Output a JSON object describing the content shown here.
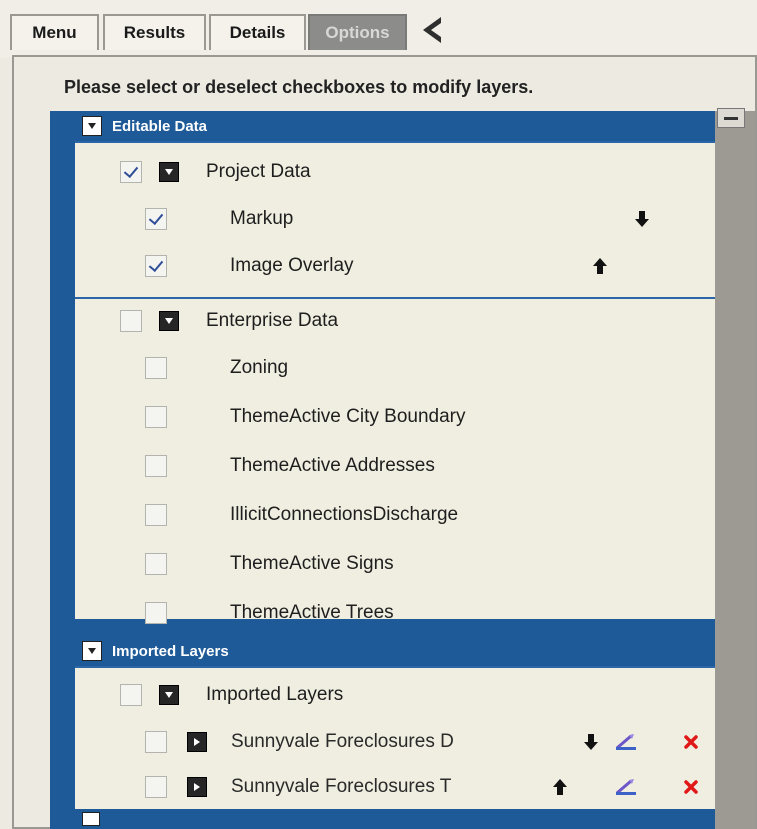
{
  "tabs": [
    {
      "label": "Menu",
      "active": false
    },
    {
      "label": "Results",
      "active": false
    },
    {
      "label": "Details",
      "active": false
    },
    {
      "label": "Options",
      "active": true
    }
  ],
  "instruction": "Please select or deselect checkboxes to modify layers.",
  "groups": {
    "editable": {
      "title": "Editable Data",
      "project": {
        "label": "Project Data",
        "checked": true,
        "items": [
          {
            "label": "Markup",
            "checked": true,
            "action": "move-down"
          },
          {
            "label": "Image Overlay",
            "checked": true,
            "action": "move-up"
          }
        ]
      },
      "enterprise": {
        "label": "Enterprise Data",
        "checked": false,
        "items": [
          {
            "label": "Zoning",
            "checked": false
          },
          {
            "label": "ThemeActive City Boundary",
            "checked": false
          },
          {
            "label": "ThemeActive Addresses",
            "checked": false
          },
          {
            "label": "IllicitConnectionsDischarge",
            "checked": false
          },
          {
            "label": "ThemeActive Signs",
            "checked": false
          },
          {
            "label": "ThemeActive Trees",
            "checked": false
          }
        ]
      }
    },
    "imported": {
      "title": "Imported Layers",
      "sub": {
        "label": "Imported Layers",
        "checked": false,
        "items": [
          {
            "label": "Sunnyvale Foreclosures D",
            "checked": false,
            "action": "move-down"
          },
          {
            "label": "Sunnyvale Foreclosures T",
            "checked": false,
            "action": "move-up"
          }
        ]
      }
    }
  },
  "colors": {
    "header": "#1e5a98",
    "body": "#f0eee0",
    "delete": "#e01818"
  }
}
● ● ● ● ●
### THE PROBLEM
Tally every line of the data that holds the word "Foreclosures" and write the count alone.

### FULL OUTPUT
2